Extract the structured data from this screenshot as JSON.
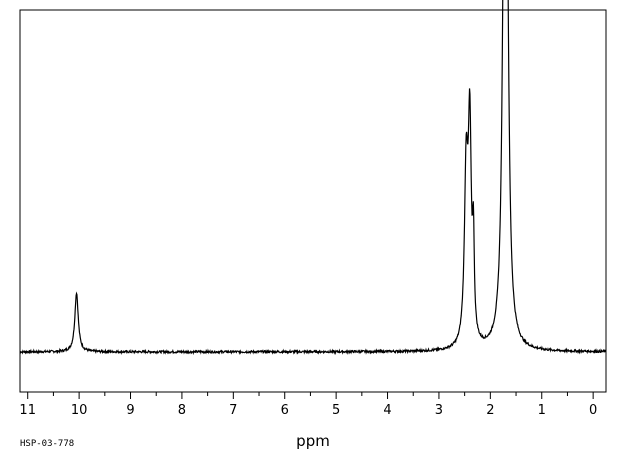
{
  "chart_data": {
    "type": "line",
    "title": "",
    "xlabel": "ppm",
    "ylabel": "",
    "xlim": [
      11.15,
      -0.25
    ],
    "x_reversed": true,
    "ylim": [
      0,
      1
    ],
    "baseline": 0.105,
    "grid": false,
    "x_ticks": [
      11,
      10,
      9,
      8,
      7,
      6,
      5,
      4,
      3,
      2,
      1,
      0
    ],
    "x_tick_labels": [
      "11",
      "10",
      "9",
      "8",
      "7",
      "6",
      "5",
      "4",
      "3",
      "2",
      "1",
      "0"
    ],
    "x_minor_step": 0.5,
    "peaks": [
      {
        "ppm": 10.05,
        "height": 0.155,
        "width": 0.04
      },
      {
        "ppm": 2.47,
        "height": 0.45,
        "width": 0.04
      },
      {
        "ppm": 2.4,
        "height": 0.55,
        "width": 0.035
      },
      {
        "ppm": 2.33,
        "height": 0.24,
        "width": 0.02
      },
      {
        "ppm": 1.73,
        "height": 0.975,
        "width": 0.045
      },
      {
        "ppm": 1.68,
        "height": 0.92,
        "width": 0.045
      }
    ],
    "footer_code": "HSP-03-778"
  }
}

***

*TO BE DONE:*
From the material above, copy each line that includes the word "height".

*RESULT FOR THIS TASK:*
        "height": 0.155,
        "height": 0.45,
        "height": 0.55,
        "height": 0.24,
        "height": 0.975,
        "height": 0.92,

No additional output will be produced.